▶ _What the task requires_: Without the pictures, set down every line of the data exactly.

(Data records)
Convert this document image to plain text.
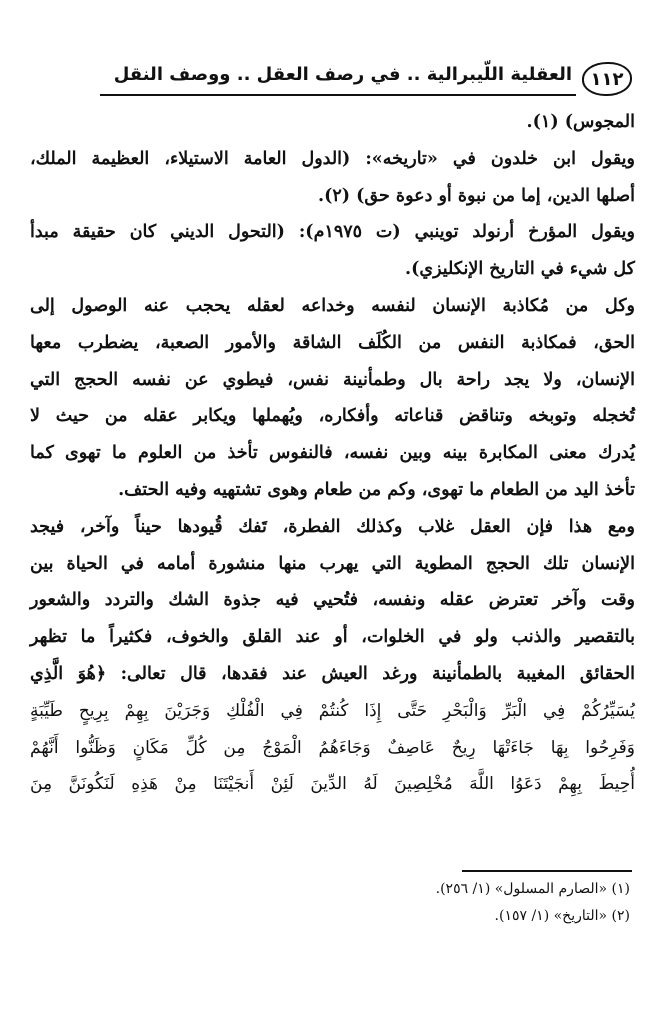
العقلية اللّيبرالية .. في رصف العقل .. ووصف النقل	١١٢
المجوس) (١).
ويقول ابن خلدون في «تاريخه»: (الدول العامة الاستيلاء، العظيمة الملك،
أصلها الدين، إما من نبوة أو دعوة حق) (٢).
ويقول المؤرخ أرنولد توينبي (ت ١٩٧٥م): (التحول الديني كان حقيقة مبدأ
كل شيء في التاريخ الإنكليزي).
وكل من مُكاذبة الإنسان لنفسه وخداعه لعقله يحجب عنه الوصول إلى
الحق، فمكاذبة النفس من الكُلَف الشاقة والأمور الصعبة، يضطرب معها
الإنسان، ولا يجد راحة بال وطمأنينة نفس، فيطوي عن نفسه الحجج التي
تُخجله وتوبخه وتناقض قناعاته وأفكاره، ويُهملها ويكابر عقله من حيث لا
يُدرك معنى المكابرة بينه وبين نفسه، فالنفوس تأخذ من العلوم ما تهوى كما
تأخذ اليد من الطعام ما تهوى، وكم من طعام وهوى تشتهيه وفيه الحتف.
ومع هذا فإن العقل غلاب وكذلك الفطرة، تَفك قُيودها حيناً وآخر، فيجد
الإنسان تلك الحجج المطوية التي يهرب منها منشورة أمامه في الحياة بين
وقت وآخر تعترض عقله ونفسه، فتُحيي فيه جذوة الشك والتردد والشعور
بالتقصير والذنب ولو في الخلوات، أو عند القلق والخوف، فكثيراً ما تظهر
الحقائق المغيبة بالطمأنينة ورغد العيش عند فقدها، قال تعالى: ﴿هُوَ الَّذِي
يُسَيِّرُكُمْ فِي الْبَرِّ وَالْبَحْرِ حَتَّى إِذَا كُنتُمْ فِي الْفُلْكِ وَجَرَيْنَ بِهِمْ بِرِيحٍ طَيِّبَةٍ
وَفَرِحُوا بِهَا جَاءَتْهَا رِيحٌ عَاصِفٌ وَجَاءَهُمُ الْمَوْجُ مِن كُلِّ مَكَانٍ وَظَنُّوا أَنَّهُمْ
أُحِيطَ بِهِمْ دَعَوُا اللَّهَ مُخْلِصِينَ لَهُ الدِّينَ لَئِنْ أَنجَيْتَنَا مِنْ هَذِهِ لَنَكُونَنَّ مِنَ
(١) «الصارم المسلول» (١/ ٢٥٦).
(٢) «التاريخ» (١/ ١٥٧).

▶ _The completed task_:
Convert this document image to plain text.
العقلية اللّيبرالية .. في رصف العقل .. ووصف النقل	١١٢
المجوس) (١).
ويقول ابن خلدون في «تاريخه»: (الدول العامة الاستيلاء، العظيمة الملك،
أصلها الدين، إما من نبوة أو دعوة حق) (٢).
ويقول المؤرخ أرنولد توينبي (ت ١٩٧٥م): (التحول الديني كان حقيقة مبدأ
كل شيء في التاريخ الإنكليزي).
وكل من مُكاذبة الإنسان لنفسه وخداعه لعقله يحجب عنه الوصول إلى
الحق، فمكاذبة النفس من الكُلَف الشاقة والأمور الصعبة، يضطرب معها
الإنسان، ولا يجد راحة بال وطمأنينة نفس، فيطوي عن نفسه الحجج التي
تُخجله وتوبخه وتناقض قناعاته وأفكاره، ويُهملها ويكابر عقله من حيث لا
يُدرك معنى المكابرة بينه وبين نفسه، فالنفوس تأخذ من العلوم ما تهوى كما
تأخذ اليد من الطعام ما تهوى، وكم من طعام وهوى تشتهيه وفيه الحتف.
ومع هذا فإن العقل غلاب وكذلك الفطرة، تَفك قُيودها حيناً وآخر، فيجد
الإنسان تلك الحجج المطوية التي يهرب منها منشورة أمامه في الحياة بين
وقت وآخر تعترض عقله ونفسه، فتُحيي فيه جذوة الشك والتردد والشعور
بالتقصير والذنب ولو في الخلوات، أو عند القلق والخوف، فكثيراً ما تظهر
الحقائق المغيبة بالطمأنينة ورغد العيش عند فقدها، قال تعالى: ﴿هُوَ الَّذِي
يُسَيِّرُكُمْ فِي الْبَرِّ وَالْبَحْرِ حَتَّى إِذَا كُنتُمْ فِي الْفُلْكِ وَجَرَيْنَ بِهِمْ بِرِيحٍ طَيِّبَةٍ
وَفَرِحُوا بِهَا جَاءَتْهَا رِيحٌ عَاصِفٌ وَجَاءَهُمُ الْمَوْجُ مِن كُلِّ مَكَانٍ وَظَنُّوا أَنَّهُمْ
أُحِيطَ بِهِمْ دَعَوُا اللَّهَ مُخْلِصِينَ لَهُ الدِّينَ لَئِنْ أَنجَيْتَنَا مِنْ هَذِهِ لَنَكُونَنَّ مِنَ
(١) «الصارم المسلول» (١/ ٢٥٦).
(٢) «التاريخ» (١/ ١٥٧).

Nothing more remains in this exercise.